• _The task_: Retype the records below word for word and omit any image.

[Collected data]
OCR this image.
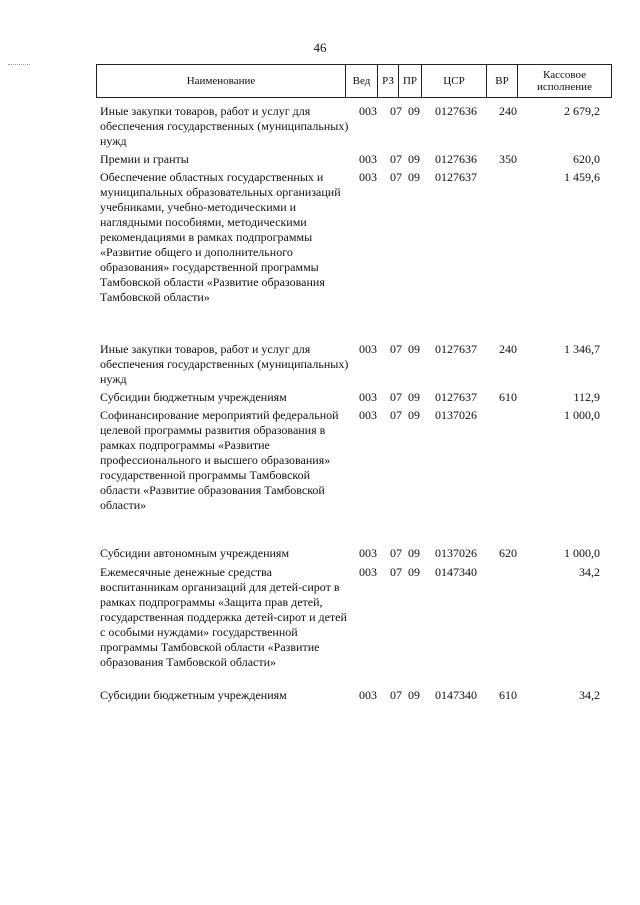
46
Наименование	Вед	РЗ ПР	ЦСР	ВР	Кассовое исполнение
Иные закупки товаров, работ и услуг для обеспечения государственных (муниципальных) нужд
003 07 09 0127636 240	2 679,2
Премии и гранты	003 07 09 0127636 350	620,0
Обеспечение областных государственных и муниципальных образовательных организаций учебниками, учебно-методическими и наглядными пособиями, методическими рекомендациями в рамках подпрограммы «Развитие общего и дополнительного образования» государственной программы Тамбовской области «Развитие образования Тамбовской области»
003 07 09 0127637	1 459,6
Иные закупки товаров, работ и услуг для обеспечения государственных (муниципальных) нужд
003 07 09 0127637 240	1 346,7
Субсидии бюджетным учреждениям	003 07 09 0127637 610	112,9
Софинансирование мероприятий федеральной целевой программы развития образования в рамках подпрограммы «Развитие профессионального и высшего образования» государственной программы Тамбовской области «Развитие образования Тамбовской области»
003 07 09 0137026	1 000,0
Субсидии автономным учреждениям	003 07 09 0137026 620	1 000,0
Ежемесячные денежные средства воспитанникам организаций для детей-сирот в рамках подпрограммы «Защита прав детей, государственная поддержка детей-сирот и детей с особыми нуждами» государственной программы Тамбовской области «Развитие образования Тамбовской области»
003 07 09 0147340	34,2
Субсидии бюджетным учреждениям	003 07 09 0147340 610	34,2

• _Full response_:
OCR this image.
46
Наименование	Вед	РЗ ПР	ЦСР	ВР	Кассовое исполнение
Иные закупки товаров, работ и услуг для обеспечения государственных (муниципальных) нужд
003 07 09 0127636 240	2 679,2
Премии и гранты	003 07 09 0127636 350	620,0
Обеспечение областных государственных и муниципальных образовательных организаций учебниками, учебно-методическими и наглядными пособиями, методическими рекомендациями в рамках подпрограммы «Развитие общего и дополнительного образования» государственной программы Тамбовской области «Развитие образования Тамбовской области»
003 07 09 0127637	1 459,6
Иные закупки товаров, работ и услуг для обеспечения государственных (муниципальных) нужд
003 07 09 0127637 240	1 346,7
Субсидии бюджетным учреждениям	003 07 09 0127637 610	112,9
Софинансирование мероприятий федеральной целевой программы развития образования в рамках подпрограммы «Развитие профессионального и высшего образования» государственной программы Тамбовской области «Развитие образования Тамбовской области»
003 07 09 0137026	1 000,0
Субсидии автономным учреждениям	003 07 09 0137026 620	1 000,0
Ежемесячные денежные средства воспитанникам организаций для детей-сирот в рамках подпрограммы «Защита прав детей, государственная поддержка детей-сирот и детей с особыми нуждами» государственной программы Тамбовской области «Развитие образования Тамбовской области»
003 07 09 0147340	34,2
Субсидии бюджетным учреждениям	003 07 09 0147340 610	34,2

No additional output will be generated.